Work instructions:
Using the listing below, copy every line that mentions "image".

--- START OF Supplied records ---

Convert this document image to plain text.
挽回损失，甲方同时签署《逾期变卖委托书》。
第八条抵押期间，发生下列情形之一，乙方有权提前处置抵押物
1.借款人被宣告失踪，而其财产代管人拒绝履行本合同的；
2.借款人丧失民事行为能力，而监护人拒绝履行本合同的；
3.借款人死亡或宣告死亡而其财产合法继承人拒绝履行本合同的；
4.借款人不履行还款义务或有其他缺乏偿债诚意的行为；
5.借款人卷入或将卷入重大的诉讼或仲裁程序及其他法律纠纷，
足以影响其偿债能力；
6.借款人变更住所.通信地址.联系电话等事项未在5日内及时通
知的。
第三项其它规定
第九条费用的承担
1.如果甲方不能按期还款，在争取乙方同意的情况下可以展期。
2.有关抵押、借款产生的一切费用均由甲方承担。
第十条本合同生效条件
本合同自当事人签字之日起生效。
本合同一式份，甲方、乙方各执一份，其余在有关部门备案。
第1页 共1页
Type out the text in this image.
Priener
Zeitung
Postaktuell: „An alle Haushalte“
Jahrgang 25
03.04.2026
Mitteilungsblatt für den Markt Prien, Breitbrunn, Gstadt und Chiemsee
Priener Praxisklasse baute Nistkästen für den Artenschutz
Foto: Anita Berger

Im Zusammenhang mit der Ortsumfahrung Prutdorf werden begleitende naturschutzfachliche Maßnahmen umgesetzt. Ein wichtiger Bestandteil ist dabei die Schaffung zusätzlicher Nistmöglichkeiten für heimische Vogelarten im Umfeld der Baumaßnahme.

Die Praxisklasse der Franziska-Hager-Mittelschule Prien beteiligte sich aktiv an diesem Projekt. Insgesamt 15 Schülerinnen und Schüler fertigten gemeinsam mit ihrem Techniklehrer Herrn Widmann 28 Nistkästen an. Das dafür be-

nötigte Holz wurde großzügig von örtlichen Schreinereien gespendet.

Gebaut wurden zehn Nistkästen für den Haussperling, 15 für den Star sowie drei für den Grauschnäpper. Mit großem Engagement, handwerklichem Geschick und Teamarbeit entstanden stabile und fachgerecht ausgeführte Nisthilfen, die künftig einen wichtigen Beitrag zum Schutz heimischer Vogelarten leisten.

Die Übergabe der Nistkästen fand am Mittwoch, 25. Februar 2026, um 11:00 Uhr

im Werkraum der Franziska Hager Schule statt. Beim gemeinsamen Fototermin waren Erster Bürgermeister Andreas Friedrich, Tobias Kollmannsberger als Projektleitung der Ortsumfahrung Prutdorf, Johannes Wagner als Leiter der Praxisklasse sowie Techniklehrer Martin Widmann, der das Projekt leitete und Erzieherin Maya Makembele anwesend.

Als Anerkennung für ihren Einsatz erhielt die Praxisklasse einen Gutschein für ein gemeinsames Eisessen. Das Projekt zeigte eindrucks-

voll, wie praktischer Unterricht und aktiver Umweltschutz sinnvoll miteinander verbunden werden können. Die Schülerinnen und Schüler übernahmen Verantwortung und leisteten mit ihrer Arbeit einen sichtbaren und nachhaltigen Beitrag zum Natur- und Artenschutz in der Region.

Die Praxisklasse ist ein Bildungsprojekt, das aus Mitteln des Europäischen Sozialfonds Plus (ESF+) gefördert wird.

--- END OF Supplied records ---

Task answer:
Convert this document image to plain text.
Type out the text in this image.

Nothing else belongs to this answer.